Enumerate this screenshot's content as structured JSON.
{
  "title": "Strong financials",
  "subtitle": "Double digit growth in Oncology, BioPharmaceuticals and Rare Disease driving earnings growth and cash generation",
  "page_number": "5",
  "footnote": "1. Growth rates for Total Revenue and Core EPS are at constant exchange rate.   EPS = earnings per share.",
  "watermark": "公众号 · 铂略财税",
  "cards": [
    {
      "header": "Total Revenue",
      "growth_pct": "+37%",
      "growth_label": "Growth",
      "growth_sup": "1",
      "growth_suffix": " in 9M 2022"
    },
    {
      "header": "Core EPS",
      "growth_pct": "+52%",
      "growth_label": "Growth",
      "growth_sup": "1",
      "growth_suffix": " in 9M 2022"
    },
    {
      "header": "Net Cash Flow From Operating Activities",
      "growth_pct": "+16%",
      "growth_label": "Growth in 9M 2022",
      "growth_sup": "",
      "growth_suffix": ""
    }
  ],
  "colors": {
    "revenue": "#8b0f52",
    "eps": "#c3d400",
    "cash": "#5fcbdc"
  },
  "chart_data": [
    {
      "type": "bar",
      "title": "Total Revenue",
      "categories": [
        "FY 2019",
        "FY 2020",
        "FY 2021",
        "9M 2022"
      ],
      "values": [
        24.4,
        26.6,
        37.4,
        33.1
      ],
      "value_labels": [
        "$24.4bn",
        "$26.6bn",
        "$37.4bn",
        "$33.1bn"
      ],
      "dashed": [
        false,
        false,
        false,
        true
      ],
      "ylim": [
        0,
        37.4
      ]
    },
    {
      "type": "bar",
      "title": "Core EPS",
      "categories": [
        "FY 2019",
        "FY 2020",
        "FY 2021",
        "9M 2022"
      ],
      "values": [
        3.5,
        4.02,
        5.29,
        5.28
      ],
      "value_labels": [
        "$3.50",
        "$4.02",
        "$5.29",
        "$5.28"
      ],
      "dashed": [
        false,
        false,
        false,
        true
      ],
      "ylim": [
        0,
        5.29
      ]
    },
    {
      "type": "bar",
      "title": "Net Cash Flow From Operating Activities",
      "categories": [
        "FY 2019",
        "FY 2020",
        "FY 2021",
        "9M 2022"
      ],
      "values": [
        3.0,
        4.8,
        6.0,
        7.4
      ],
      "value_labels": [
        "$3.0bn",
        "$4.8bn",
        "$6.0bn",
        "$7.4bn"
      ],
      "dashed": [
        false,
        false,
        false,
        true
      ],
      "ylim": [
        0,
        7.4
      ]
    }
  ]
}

___

Write the material out again in its entirety, exactly as shown.

Enumerate this screenshot's content as structured JSON.
{
  "title": "Strong financials",
  "subtitle": "Double digit growth in Oncology, BioPharmaceuticals and Rare Disease driving earnings growth and cash generation",
  "page_number": "5",
  "footnote": "1. Growth rates for Total Revenue and Core EPS are at constant exchange rate.   EPS = earnings per share.",
  "watermark": "公众号 · 铂略财税",
  "cards": [
    {
      "header": "Total Revenue",
      "growth_pct": "+37%",
      "growth_label": "Growth",
      "growth_sup": "1",
      "growth_suffix": " in 9M 2022"
    },
    {
      "header": "Core EPS",
      "growth_pct": "+52%",
      "growth_label": "Growth",
      "growth_sup": "1",
      "growth_suffix": " in 9M 2022"
    },
    {
      "header": "Net Cash Flow From Operating Activities",
      "growth_pct": "+16%",
      "growth_label": "Growth in 9M 2022",
      "growth_sup": "",
      "growth_suffix": ""
    }
  ],
  "colors": {
    "revenue": "#8b0f52",
    "eps": "#c3d400",
    "cash": "#5fcbdc"
  },
  "chart_data": [
    {
      "type": "bar",
      "title": "Total Revenue",
      "categories": [
        "FY 2019",
        "FY 2020",
        "FY 2021",
        "9M 2022"
      ],
      "values": [
        24.4,
        26.6,
        37.4,
        33.1
      ],
      "value_labels": [
        "$24.4bn",
        "$26.6bn",
        "$37.4bn",
        "$33.1bn"
      ],
      "dashed": [
        false,
        false,
        false,
        true
      ],
      "ylim": [
        0,
        37.4
      ]
    },
    {
      "type": "bar",
      "title": "Core EPS",
      "categories": [
        "FY 2019",
        "FY 2020",
        "FY 2021",
        "9M 2022"
      ],
      "values": [
        3.5,
        4.02,
        5.29,
        5.28
      ],
      "value_labels": [
        "$3.50",
        "$4.02",
        "$5.29",
        "$5.28"
      ],
      "dashed": [
        false,
        false,
        false,
        true
      ],
      "ylim": [
        0,
        5.29
      ]
    },
    {
      "type": "bar",
      "title": "Net Cash Flow From Operating Activities",
      "categories": [
        "FY 2019",
        "FY 2020",
        "FY 2021",
        "9M 2022"
      ],
      "values": [
        3.0,
        4.8,
        6.0,
        7.4
      ],
      "value_labels": [
        "$3.0bn",
        "$4.8bn",
        "$6.0bn",
        "$7.4bn"
      ],
      "dashed": [
        false,
        false,
        false,
        true
      ],
      "ylim": [
        0,
        7.4
      ]
    }
  ]
}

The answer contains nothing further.